> EXERCISE
Reproduce the records verbatim, starting at the first line and ending at the line that contains "y-axis-tick-label: 0.04 — [104, 706, 137, 765]", with both of those lines included.

*** RECORDS SUPPLIED ***

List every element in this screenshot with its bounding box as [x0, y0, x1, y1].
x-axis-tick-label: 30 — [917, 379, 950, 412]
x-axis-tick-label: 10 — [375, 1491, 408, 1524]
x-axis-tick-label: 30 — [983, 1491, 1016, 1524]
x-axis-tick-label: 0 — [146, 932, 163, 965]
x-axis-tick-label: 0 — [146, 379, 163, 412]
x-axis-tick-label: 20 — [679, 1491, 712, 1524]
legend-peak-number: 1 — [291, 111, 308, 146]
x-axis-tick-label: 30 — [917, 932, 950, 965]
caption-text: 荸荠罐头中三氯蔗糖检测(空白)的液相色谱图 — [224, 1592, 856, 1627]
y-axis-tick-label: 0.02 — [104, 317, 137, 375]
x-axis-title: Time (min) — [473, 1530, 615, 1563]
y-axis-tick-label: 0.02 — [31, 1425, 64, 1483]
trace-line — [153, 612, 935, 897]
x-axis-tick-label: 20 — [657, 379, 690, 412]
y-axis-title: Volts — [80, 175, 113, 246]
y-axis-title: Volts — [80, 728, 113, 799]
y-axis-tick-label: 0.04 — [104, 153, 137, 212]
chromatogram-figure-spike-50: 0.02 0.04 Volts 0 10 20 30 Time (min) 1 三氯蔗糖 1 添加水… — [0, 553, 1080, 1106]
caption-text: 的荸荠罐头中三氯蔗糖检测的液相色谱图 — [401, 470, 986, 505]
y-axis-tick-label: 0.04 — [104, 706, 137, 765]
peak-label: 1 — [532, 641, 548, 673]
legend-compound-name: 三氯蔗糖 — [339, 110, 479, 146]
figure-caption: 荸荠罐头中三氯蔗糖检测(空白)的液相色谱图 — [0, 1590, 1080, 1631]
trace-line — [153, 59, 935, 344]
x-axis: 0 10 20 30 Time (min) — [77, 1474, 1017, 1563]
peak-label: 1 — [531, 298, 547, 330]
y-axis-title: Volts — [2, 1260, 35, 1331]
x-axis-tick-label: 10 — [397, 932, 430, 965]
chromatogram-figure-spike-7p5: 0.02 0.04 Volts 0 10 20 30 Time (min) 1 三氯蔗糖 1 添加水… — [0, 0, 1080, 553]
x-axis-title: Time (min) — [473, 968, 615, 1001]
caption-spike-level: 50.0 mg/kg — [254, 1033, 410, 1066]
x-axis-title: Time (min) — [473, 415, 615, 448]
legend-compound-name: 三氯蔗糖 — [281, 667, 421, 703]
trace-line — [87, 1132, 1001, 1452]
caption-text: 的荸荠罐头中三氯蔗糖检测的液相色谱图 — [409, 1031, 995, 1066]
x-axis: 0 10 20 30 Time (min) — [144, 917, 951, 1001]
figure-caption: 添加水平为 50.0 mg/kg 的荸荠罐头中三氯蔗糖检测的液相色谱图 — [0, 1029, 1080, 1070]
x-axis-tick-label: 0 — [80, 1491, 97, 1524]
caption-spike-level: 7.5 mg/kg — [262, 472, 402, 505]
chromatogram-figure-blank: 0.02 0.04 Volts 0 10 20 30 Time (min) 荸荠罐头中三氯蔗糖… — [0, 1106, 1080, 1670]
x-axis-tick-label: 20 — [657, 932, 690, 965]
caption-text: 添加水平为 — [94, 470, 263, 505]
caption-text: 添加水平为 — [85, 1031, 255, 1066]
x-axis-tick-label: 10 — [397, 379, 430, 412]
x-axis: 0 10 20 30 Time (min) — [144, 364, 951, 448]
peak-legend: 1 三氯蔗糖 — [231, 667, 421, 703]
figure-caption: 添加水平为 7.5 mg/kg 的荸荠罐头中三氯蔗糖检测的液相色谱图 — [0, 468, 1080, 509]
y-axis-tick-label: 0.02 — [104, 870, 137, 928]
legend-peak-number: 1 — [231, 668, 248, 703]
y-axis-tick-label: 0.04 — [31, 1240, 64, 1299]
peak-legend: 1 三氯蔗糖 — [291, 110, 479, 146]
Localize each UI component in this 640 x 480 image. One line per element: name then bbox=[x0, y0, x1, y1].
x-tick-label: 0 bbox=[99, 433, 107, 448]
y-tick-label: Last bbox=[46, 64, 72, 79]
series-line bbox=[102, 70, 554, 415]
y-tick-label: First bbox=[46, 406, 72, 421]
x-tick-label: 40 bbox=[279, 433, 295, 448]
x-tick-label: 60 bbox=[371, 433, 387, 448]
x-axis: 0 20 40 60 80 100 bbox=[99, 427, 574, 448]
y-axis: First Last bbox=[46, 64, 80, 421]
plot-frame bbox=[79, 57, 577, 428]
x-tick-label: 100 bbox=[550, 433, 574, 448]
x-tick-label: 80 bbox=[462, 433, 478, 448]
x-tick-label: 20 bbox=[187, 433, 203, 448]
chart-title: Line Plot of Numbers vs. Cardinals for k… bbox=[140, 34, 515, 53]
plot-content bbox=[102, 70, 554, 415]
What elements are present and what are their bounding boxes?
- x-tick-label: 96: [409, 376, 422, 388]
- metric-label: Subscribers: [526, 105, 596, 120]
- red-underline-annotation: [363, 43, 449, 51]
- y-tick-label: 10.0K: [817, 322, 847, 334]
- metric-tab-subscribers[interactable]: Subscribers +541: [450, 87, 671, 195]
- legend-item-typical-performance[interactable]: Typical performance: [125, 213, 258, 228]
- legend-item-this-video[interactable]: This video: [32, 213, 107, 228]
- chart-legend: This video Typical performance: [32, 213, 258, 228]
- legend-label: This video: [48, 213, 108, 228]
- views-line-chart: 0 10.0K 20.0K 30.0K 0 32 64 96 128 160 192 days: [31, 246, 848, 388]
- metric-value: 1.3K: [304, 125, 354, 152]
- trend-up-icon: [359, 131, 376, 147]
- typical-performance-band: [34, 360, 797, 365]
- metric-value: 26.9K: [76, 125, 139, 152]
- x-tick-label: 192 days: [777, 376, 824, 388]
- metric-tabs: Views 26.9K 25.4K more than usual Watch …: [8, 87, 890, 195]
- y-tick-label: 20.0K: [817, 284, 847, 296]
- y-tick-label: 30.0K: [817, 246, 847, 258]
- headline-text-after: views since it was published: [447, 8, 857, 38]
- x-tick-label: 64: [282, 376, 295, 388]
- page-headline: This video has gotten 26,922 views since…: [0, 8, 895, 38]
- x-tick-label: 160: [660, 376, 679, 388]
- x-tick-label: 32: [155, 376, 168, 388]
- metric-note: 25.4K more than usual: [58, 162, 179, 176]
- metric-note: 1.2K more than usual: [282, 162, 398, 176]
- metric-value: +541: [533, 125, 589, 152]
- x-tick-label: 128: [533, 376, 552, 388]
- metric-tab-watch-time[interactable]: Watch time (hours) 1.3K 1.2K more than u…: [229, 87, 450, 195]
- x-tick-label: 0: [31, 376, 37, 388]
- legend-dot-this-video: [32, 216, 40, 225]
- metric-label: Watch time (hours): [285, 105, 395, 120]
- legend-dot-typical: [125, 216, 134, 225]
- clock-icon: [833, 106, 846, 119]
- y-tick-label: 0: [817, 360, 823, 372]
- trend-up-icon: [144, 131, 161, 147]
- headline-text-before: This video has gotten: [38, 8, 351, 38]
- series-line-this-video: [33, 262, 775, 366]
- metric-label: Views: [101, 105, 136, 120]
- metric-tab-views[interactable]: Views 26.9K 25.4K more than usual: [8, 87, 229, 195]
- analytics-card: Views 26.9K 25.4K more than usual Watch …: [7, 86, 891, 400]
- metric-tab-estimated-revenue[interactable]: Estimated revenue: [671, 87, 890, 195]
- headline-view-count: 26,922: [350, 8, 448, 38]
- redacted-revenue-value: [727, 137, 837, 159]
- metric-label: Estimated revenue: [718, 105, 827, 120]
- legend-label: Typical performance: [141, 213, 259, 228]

***

> COMPLETE ANSWER
List every element in this screenshot with its bounding box as [x0, y0, x1, y1].
x-axis-tick-label: 30 — [917, 379, 950, 412]
x-axis-tick-label: 10 — [375, 1491, 408, 1524]
x-axis-tick-label: 30 — [983, 1491, 1016, 1524]
x-axis-tick-label: 0 — [146, 932, 163, 965]
x-axis-tick-label: 0 — [146, 379, 163, 412]
x-axis-tick-label: 20 — [679, 1491, 712, 1524]
legend-peak-number: 1 — [291, 111, 308, 146]
x-axis-tick-label: 30 — [917, 932, 950, 965]
caption-text: 荸荠罐头中三氯蔗糖检测(空白)的液相色谱图 — [224, 1592, 856, 1627]
y-axis-tick-label: 0.02 — [104, 317, 137, 375]
x-axis-title: Time (min) — [473, 1530, 615, 1563]
y-axis-tick-label: 0.02 — [31, 1425, 64, 1483]
trace-line — [153, 612, 935, 897]
x-axis-tick-label: 20 — [657, 379, 690, 412]
y-axis-title: Volts — [80, 175, 113, 246]
y-axis-title: Volts — [80, 728, 113, 799]
y-axis-tick-label: 0.04 — [104, 153, 137, 212]
chromatogram-figure-spike-50: 0.02 0.04 Volts 0 10 20 30 Time (min) 1 三氯蔗糖 1 添加水… — [0, 553, 1080, 1106]
caption-text: 的荸荠罐头中三氯蔗糖检测的液相色谱图 — [401, 470, 986, 505]
y-axis-tick-label: 0.04 — [104, 706, 137, 765]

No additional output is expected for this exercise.